(Supplied material):
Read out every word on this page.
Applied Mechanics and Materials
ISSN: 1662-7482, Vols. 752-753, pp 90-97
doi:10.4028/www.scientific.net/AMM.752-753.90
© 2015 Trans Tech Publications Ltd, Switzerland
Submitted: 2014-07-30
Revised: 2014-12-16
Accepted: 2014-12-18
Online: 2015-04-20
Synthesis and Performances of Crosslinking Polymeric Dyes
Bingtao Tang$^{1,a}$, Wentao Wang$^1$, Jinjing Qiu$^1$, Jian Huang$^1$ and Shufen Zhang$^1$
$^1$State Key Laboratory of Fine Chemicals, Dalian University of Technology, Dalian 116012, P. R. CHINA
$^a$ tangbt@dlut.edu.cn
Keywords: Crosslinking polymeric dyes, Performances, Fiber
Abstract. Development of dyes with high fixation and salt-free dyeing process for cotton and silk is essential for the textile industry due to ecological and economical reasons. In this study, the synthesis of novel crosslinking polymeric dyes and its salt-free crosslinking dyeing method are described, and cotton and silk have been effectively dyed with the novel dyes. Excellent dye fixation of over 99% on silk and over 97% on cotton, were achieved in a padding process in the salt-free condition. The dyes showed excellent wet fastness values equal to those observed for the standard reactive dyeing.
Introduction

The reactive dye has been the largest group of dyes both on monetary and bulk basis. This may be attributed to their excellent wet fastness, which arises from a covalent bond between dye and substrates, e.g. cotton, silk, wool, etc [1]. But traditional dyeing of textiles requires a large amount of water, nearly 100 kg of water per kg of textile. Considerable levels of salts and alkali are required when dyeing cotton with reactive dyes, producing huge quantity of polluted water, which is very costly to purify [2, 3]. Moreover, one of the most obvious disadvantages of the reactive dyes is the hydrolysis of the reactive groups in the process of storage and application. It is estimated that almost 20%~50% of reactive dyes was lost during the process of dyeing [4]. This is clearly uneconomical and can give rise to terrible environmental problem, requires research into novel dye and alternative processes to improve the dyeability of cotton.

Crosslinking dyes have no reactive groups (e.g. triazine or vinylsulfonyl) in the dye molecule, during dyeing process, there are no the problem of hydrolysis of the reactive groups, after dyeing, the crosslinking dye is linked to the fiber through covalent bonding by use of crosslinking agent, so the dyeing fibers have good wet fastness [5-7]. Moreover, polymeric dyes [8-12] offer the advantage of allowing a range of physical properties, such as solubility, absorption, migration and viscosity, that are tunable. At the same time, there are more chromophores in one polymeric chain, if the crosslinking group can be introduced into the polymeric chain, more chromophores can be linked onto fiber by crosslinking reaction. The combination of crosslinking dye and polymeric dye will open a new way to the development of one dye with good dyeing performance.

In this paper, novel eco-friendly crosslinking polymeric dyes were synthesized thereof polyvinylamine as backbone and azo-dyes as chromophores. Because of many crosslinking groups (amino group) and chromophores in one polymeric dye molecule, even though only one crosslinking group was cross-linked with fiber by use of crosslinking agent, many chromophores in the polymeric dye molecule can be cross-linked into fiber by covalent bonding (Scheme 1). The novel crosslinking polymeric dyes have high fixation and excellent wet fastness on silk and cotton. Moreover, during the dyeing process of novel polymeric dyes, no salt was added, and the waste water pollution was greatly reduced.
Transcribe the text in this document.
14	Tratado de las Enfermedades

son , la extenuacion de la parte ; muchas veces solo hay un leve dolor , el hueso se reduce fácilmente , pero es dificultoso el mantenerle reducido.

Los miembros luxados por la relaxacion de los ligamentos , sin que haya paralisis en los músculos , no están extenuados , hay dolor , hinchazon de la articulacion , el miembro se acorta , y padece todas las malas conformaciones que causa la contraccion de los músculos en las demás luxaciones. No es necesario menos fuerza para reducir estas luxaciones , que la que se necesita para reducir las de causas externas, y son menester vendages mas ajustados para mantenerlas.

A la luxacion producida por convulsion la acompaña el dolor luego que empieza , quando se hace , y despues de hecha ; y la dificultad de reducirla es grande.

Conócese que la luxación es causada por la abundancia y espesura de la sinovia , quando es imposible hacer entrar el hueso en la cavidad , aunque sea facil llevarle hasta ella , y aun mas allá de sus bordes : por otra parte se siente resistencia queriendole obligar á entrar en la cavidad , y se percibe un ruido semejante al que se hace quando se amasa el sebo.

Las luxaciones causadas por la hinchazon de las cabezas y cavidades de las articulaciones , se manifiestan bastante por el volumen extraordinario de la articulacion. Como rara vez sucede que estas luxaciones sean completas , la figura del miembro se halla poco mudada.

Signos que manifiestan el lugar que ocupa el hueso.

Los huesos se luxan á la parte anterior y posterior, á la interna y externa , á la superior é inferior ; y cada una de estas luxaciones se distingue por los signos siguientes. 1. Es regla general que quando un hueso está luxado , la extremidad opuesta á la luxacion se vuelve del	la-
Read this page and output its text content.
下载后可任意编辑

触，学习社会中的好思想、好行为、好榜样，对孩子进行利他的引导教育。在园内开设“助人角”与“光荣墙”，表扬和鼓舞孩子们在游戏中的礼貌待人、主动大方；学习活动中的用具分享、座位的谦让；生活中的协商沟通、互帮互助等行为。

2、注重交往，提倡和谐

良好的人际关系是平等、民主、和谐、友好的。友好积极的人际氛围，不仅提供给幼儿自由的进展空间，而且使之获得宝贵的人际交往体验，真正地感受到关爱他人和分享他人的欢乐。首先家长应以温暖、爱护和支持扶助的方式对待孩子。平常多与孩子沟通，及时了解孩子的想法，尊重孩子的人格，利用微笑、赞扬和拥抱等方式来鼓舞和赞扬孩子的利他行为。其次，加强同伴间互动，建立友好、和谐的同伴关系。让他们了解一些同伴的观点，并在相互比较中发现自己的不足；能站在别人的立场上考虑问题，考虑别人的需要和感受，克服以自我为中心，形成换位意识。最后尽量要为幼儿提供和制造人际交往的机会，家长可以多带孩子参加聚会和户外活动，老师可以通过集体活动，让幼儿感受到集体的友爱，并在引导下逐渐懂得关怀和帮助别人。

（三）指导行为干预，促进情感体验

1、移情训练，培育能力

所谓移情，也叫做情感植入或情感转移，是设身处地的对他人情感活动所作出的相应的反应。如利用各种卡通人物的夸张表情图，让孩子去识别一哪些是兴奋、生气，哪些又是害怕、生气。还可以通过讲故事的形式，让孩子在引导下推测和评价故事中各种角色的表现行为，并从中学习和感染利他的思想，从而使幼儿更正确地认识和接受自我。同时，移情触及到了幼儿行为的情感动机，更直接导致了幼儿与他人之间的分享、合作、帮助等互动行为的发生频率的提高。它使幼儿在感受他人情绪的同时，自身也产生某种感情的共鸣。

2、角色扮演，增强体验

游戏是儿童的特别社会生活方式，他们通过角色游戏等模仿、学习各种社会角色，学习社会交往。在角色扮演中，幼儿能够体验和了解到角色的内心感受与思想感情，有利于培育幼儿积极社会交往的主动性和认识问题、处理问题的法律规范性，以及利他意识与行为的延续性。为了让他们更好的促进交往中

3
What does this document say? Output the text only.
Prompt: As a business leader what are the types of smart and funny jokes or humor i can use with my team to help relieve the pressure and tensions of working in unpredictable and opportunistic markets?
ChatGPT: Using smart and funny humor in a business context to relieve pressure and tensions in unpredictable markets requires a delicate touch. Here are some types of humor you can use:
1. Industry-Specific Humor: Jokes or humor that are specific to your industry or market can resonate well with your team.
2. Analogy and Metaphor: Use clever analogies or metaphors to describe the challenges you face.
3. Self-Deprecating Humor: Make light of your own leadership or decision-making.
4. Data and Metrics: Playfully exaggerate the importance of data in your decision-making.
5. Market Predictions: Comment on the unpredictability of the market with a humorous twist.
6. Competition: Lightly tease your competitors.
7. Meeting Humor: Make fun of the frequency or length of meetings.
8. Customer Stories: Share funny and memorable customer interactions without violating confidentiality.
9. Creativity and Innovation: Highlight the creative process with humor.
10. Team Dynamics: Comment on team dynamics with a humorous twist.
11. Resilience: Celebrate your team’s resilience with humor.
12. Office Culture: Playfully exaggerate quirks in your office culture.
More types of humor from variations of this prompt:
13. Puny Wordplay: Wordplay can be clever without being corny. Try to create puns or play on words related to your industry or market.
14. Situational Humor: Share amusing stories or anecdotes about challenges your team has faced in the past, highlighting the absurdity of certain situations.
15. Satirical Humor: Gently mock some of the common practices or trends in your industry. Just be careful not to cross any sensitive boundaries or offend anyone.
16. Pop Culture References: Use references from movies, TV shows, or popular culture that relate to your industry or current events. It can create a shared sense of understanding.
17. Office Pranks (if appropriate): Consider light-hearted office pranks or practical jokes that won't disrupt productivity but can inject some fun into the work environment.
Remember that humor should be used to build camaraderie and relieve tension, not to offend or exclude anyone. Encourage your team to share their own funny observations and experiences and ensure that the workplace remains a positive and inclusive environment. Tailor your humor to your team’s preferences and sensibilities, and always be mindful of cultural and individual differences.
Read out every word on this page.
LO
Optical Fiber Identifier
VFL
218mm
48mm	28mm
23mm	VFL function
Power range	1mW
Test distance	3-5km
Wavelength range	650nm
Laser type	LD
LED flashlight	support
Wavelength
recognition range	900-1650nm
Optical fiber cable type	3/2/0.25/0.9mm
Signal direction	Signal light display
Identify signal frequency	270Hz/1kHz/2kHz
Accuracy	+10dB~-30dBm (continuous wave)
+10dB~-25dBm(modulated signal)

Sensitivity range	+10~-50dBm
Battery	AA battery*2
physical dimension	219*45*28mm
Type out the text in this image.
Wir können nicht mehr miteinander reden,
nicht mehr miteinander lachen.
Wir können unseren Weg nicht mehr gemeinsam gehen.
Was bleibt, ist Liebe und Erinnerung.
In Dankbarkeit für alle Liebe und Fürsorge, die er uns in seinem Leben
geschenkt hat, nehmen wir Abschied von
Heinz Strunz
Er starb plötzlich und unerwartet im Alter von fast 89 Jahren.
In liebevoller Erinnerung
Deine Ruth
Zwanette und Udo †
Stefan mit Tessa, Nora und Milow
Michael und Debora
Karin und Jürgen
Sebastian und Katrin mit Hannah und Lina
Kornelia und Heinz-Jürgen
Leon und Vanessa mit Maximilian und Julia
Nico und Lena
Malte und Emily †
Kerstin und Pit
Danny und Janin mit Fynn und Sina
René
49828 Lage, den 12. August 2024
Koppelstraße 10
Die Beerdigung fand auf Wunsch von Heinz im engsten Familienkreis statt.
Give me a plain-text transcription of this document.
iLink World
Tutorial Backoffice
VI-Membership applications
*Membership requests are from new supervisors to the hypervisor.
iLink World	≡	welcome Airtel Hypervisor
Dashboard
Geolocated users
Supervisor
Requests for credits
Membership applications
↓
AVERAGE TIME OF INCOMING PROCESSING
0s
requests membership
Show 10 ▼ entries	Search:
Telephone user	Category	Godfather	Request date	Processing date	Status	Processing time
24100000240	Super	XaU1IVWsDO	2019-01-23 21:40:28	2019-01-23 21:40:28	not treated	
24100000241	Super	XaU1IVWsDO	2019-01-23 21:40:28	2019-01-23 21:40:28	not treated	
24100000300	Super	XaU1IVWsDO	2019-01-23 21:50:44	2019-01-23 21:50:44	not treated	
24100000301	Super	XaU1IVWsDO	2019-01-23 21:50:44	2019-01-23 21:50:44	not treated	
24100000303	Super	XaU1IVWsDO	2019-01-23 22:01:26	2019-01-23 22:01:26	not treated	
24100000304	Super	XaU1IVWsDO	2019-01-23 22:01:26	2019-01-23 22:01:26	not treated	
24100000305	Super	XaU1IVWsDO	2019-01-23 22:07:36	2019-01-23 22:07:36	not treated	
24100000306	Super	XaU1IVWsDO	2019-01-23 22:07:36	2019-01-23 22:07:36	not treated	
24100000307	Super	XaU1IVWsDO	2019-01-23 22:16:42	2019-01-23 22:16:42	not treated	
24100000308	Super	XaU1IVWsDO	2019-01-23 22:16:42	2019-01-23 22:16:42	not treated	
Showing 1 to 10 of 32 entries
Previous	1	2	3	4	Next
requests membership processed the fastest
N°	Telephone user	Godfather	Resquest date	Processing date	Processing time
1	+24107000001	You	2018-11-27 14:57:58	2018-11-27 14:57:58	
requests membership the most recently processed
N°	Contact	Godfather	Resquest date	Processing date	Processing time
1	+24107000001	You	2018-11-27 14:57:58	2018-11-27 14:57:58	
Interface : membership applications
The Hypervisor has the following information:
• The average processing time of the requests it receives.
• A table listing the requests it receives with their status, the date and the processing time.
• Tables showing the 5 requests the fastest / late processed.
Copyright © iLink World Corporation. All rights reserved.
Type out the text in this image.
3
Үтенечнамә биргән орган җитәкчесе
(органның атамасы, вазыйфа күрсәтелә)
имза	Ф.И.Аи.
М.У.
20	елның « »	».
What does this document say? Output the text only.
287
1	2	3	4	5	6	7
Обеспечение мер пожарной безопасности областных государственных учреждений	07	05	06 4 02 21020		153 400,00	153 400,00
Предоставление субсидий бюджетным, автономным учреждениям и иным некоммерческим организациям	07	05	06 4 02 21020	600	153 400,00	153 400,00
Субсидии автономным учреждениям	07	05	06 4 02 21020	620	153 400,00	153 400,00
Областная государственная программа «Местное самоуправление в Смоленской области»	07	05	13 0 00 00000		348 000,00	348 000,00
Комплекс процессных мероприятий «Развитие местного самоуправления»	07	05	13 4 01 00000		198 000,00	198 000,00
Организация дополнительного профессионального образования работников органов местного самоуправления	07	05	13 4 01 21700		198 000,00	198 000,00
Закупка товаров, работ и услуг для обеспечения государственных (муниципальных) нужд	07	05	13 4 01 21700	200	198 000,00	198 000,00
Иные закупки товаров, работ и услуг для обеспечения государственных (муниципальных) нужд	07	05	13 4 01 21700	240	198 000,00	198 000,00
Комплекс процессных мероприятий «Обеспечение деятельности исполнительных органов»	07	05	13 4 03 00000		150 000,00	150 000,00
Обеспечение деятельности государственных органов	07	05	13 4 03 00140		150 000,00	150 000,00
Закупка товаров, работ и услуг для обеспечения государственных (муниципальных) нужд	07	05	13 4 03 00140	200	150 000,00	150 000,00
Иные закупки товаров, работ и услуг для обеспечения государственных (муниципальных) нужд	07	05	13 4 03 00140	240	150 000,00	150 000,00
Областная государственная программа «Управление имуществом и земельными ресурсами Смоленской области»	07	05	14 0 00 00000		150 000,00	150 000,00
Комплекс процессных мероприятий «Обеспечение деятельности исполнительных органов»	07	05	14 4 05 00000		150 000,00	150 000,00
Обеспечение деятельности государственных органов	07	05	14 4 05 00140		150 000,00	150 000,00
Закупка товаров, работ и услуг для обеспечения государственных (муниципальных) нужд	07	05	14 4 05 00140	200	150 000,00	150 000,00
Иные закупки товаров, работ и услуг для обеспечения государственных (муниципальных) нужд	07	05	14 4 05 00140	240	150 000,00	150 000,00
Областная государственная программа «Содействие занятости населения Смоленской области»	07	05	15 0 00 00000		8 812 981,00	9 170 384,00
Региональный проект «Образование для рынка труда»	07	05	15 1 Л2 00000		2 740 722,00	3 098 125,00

(Exercise objective):
Report every line in the data above in which the word "markets" appears.

(Written answer):
Prompt: As a business leader what are the types of smart and funny jokes or humor i can use with my team to help relieve the pressure and tensions of working in unpredictable and opportunistic markets?
ChatGPT: Using smart and funny humor in a business context to relieve pressure and tensions in unpredictable markets requires a delicate touch. Here are some types of humor you can use:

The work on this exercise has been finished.